▸ **PROBLEM TO SOLVE**
Carry none of the pictures over; write out the complete data exactly.

(Collected data entries)
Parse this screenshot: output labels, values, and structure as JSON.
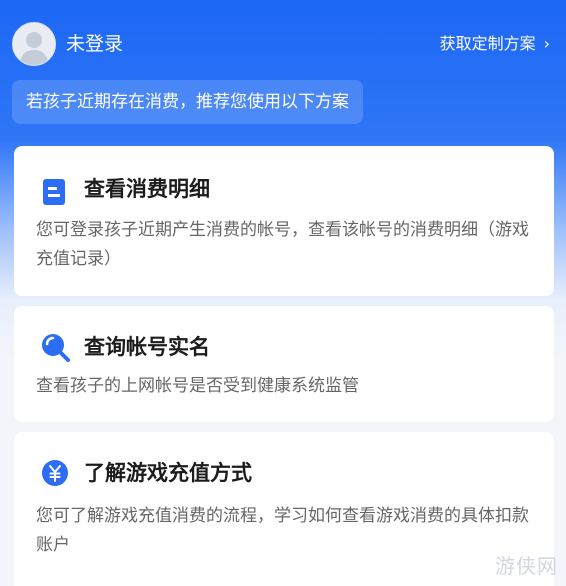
{
  "header": {
    "username": "未登录",
    "plan_link": "获取定制方案",
    "plan_chevron": "›"
  },
  "tip": "若孩子近期存在消费，推荐您使用以下方案",
  "cards": [
    {
      "icon": "document-icon",
      "title": "查看消费明细",
      "desc": "您可登录孩子近期产生消费的帐号，查看该帐号的消费明细（游戏充值记录）"
    },
    {
      "icon": "search-icon",
      "title": "查询帐号实名",
      "desc": "查看孩子的上网帐号是否受到健康系统监管"
    },
    {
      "icon": "yuan-coin-icon",
      "title": "了解游戏充值方式",
      "desc": "您可了解游戏充值消费的流程，学习如何查看游戏消费的具体扣款账户"
    }
  ],
  "watermark": "游侠网",
  "colors": {
    "primary": "#1c67f5",
    "icon_blue": "#2b6df3"
  }
}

▸ **WORKED ANSWER**
Parse this screenshot: output labels, values, and structure as JSON.
{
  "header": {
    "username": "未登录",
    "plan_link": "获取定制方案",
    "plan_chevron": "›"
  },
  "tip": "若孩子近期存在消费，推荐您使用以下方案",
  "cards": [
    {
      "icon": "document-icon",
      "title": "查看消费明细",
      "desc": "您可登录孩子近期产生消费的帐号，查看该帐号的消费明细（游戏充值记录）"
    },
    {
      "icon": "search-icon",
      "title": "查询帐号实名",
      "desc": "查看孩子的上网帐号是否受到健康系统监管"
    },
    {
      "icon": "yuan-coin-icon",
      "title": "了解游戏充值方式",
      "desc": "您可了解游戏充值消费的流程，学习如何查看游戏消费的具体扣款账户"
    }
  ],
  "watermark": "游侠网",
  "colors": {
    "primary": "#1c67f5",
    "icon_blue": "#2b6df3"
  }
}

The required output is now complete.